Dev/Prod workflow & Data tables

This post is a bit long. I’m trying to develop and document a workflow that seperates my Dev Anvil app, local dev environment and Anvil prod app. I thought I had figured it out (thanks to this forum), but I have hit a snag with Data tables (see below).

Workflow

My development workflow consists of 3 phases: Setup, Daily dev, Deployment. It handles versioning code for these different phases of development. It also handles separation of Data tables
My system uses 2 Anvil apps: DEV and PROD. The DEV version can be published for testing. So one could speak of 3 code versions.
It is based on information found here: Best Version Control Options The code versioning is handled by Git.

Setup

  • Create app Test_App
  • Rename it to Test_App-DEV
  • Git clone the app to local dev env:
git clone ssh://theuser@anvil.works:2222/XXXXXXML4XKGY4I.git Test_App_DEV
  • Anvil clone app. This cloning also clones the tables and their contents, but not the git history.
  • Rename it to Test_App-PROD
  • If there are any tables that should be shared, this is the moment to fix those. (MIGHT be wrong; see below)
  • Check dependencies (need to use dev or prod version of those?).
  • Re-enable the uplink
  • Add a git remote to the Anvil Prod app
git remote add PROD  ssh://theuser@anvil.works:2222/X2KKKKKKVGGYYAJ3D.git
  • Force push to the Prod git repo. This copies the version history.
git push -f PROD

Daily development

  • Make changes to Anvil DEV app or in local dev env. Git push and pull to sync between the two.
  • Publish the Anvil DEV to let other people test the app (I don’t bother putting this under version control).

Deployment

  • Manually sync data tables structure between Anvil DEV and PROD. (See below)
  • App secrets should be copied manually.

Directive => Rewrite the forum post starting with "This post is" and going on through "handled by Git.", swapping "Data tables" for "database tables". The entries that come next have no connection to the forum post above.

Dataset excerpts =>
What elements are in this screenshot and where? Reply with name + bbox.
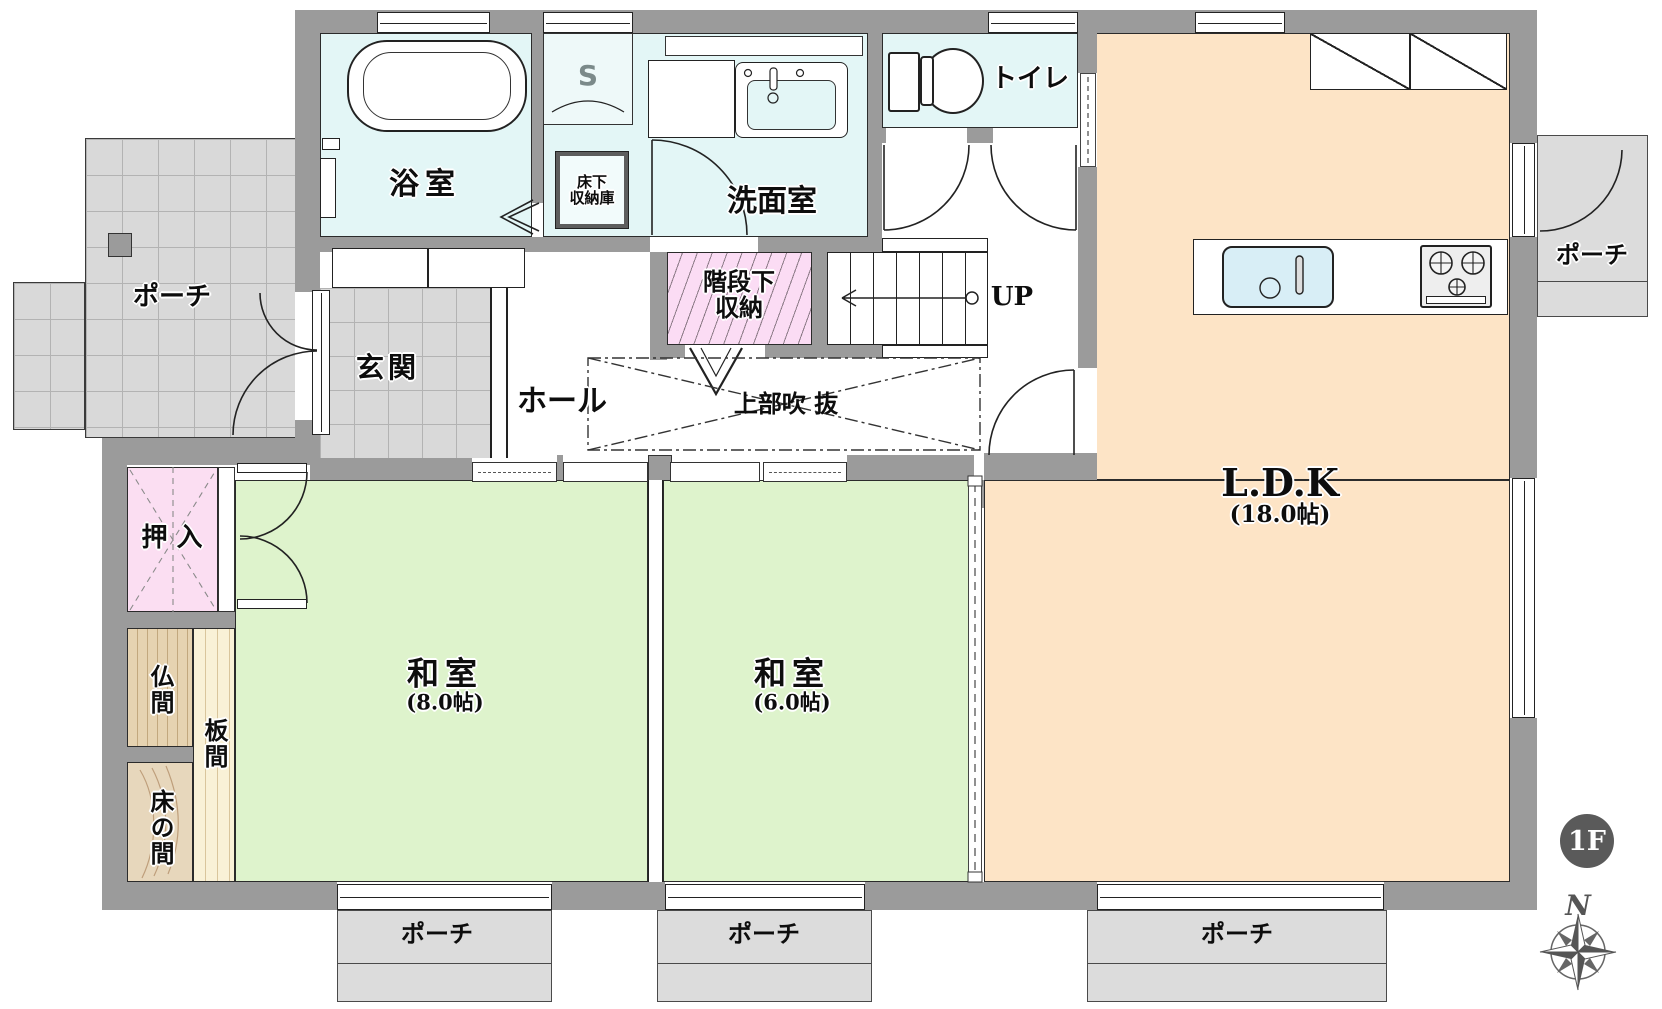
floor-plan-1f: 浴室 S 床下 収納庫 洗面室 トイレ ポーチ 玄関 ホール 階段下 収納 UP… (0, 0, 1662, 1009)
porch-left-step (13, 282, 85, 430)
label-ldk-name: L.D.K (1221, 462, 1339, 503)
sliding-door-washitsu8-b (563, 462, 648, 482)
closet-topright-1 (1310, 33, 1410, 90)
wall-toilet-south-b (967, 128, 993, 143)
label-butsuma: 仏間 (147, 664, 173, 716)
label-ldk: L.D.K (18.0帖) (1221, 462, 1339, 528)
label-washroom: 洗面室 (727, 186, 817, 218)
wash-shelf (665, 36, 863, 56)
entrance-step-edge (490, 288, 508, 458)
sliding-door-washitsu8-a (472, 462, 557, 482)
door-kitchen-east (1512, 143, 1535, 237)
bath-counter (320, 158, 336, 218)
wall-east-a (1510, 10, 1537, 143)
shoe-cabinet-2 (428, 248, 525, 288)
arc-toilet-door (884, 145, 969, 230)
oshiire-sliding-door (218, 467, 235, 612)
label-void: 上部吹 抜 (734, 391, 838, 417)
label-washitsu6: 和室 (6.0帖) (753, 656, 830, 713)
window-bath (377, 12, 490, 33)
oshiire-door-bar-bottom (237, 599, 307, 609)
label-hall: ホール (517, 386, 607, 418)
wall-toilet-south-a (868, 128, 886, 143)
window-ldk-south (1097, 884, 1384, 910)
stair-storage-door2 (701, 348, 731, 376)
wall-ldk-west-b (1078, 167, 1097, 368)
wall-oshiire-top (102, 440, 310, 465)
wall-ldk-west-a (1078, 10, 1097, 73)
wall-oshiire-bottom (102, 612, 235, 628)
label-tokonoma: 床の間 (147, 789, 173, 867)
vanity-sink-basin (747, 80, 836, 130)
label-bath: 浴室 (389, 169, 461, 201)
label-underfloor-line1: 床下 (569, 174, 614, 190)
window-washitsu6-south (665, 884, 865, 910)
label-stair-storage: 階段下 収納 (703, 269, 775, 321)
wall-bath-south-b (758, 237, 882, 252)
wall-south-b (552, 882, 665, 910)
stairs (827, 252, 988, 345)
arc-ldk-door (991, 145, 1076, 230)
shoe-cabinet-1 (332, 248, 428, 288)
label-entrance: 玄関 (356, 353, 420, 383)
stairs-landing-top (882, 238, 988, 252)
bath-tap (322, 138, 340, 150)
kitchen-sink (1222, 246, 1334, 308)
label-porch-right: ポーチ (1556, 242, 1628, 268)
compass-north-label: N (1565, 891, 1591, 921)
label-itanoma: 板間 (201, 718, 227, 770)
stairs-landing-bottom (882, 345, 988, 358)
closet-topright-2 (1410, 33, 1507, 90)
porch-pillar (108, 233, 132, 257)
wall-south-c (865, 882, 1097, 910)
wall-stairstorage-left (650, 252, 667, 360)
label-porch-left: ポーチ (133, 283, 211, 311)
toilet-tank (888, 52, 920, 112)
label-washitsu8-name: 和室 (406, 656, 483, 691)
label-underfloor-line2: 収納庫 (569, 190, 614, 206)
label-stair-storage-line2: 収納 (703, 295, 775, 321)
oshiire-door-bar-top (237, 463, 307, 473)
wall-ldk-west-c (984, 453, 1097, 480)
label-ldk-size: (18.0帖) (1221, 503, 1339, 528)
wall-stairstorage-south-b (765, 345, 882, 358)
window-ldk-east (1512, 478, 1535, 718)
wall-stairstorage-south-a (650, 345, 685, 358)
sliding-partition-washitsu6-ldk (968, 480, 982, 882)
porch-right (1537, 135, 1648, 317)
label-washitsu8-size: (8.0帖) (406, 691, 483, 714)
floor-badge-1f: 1F (1560, 814, 1614, 868)
label-shower-s: S (578, 61, 598, 91)
wall-butsuma-bottom (102, 747, 193, 762)
bathtub-inner (363, 52, 511, 120)
label-up: UP (991, 283, 1033, 311)
room-ldk-lower (984, 480, 1510, 882)
wall-west-lower (102, 420, 127, 910)
label-porch-bottom-3: ポーチ (1201, 921, 1273, 947)
washing-machine-pan (648, 60, 735, 138)
label-porch-bottom-2: ポーチ (728, 921, 800, 947)
window-shower (543, 12, 633, 33)
door-entrance (312, 290, 330, 435)
label-washitsu8: 和室 (8.0帖) (406, 656, 483, 713)
toilet-seat (920, 56, 934, 106)
label-toilet: トイレ (991, 65, 1069, 93)
window-washitsu8-south (337, 884, 552, 910)
label-porch-bottom-1: ポーチ (401, 921, 473, 947)
sliding-divider-washitsu (648, 480, 663, 882)
label-oshiire: 押 入 (141, 524, 202, 552)
compass-rose (1540, 914, 1616, 990)
label-stair-storage-line1: 階段下 (703, 269, 775, 295)
label-underfloor-storage: 床下 収納庫 (569, 174, 614, 206)
window-toilet (988, 12, 1078, 33)
sliding-door-washitsu6-b (763, 462, 847, 482)
sliding-opening-ldk (1080, 73, 1096, 167)
wall-stairstorage-right (812, 252, 827, 345)
window-ldk-north (1195, 12, 1285, 33)
label-washitsu6-name: 和室 (753, 656, 830, 691)
sliding-door-washitsu6-a (670, 462, 760, 482)
wall-east-b (1510, 237, 1537, 478)
wall-south-a (102, 882, 337, 910)
wall-south-d (1384, 882, 1537, 910)
arc-hall-ldk-door (989, 370, 1074, 455)
label-washitsu6-size: (6.0帖) (753, 691, 830, 714)
floor-badge-text: 1F (1568, 826, 1606, 857)
kitchen-stove-grill (1426, 296, 1486, 304)
stair-storage-door (690, 348, 742, 394)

Solution for this exercise =>
This post is a bit long. I’m trying to develop and document a workflow that seperates my Dev Anvil app, local dev environment and Anvil prod app. I thought I had figured it out (thanks to this forum), but I have hit a snag with database tables (see below).

Workflow

My development workflow consists of 3 phases: Setup, Daily dev, Deployment. It handles versioning code for these different phases of development. It also handles separation of database tables
My system uses 2 Anvil apps: DEV and PROD. The DEV version can be published for testing. So one could speak of 3 code versions.
It is based on information found here: Best Version Control Options The code versioning is handled by Git.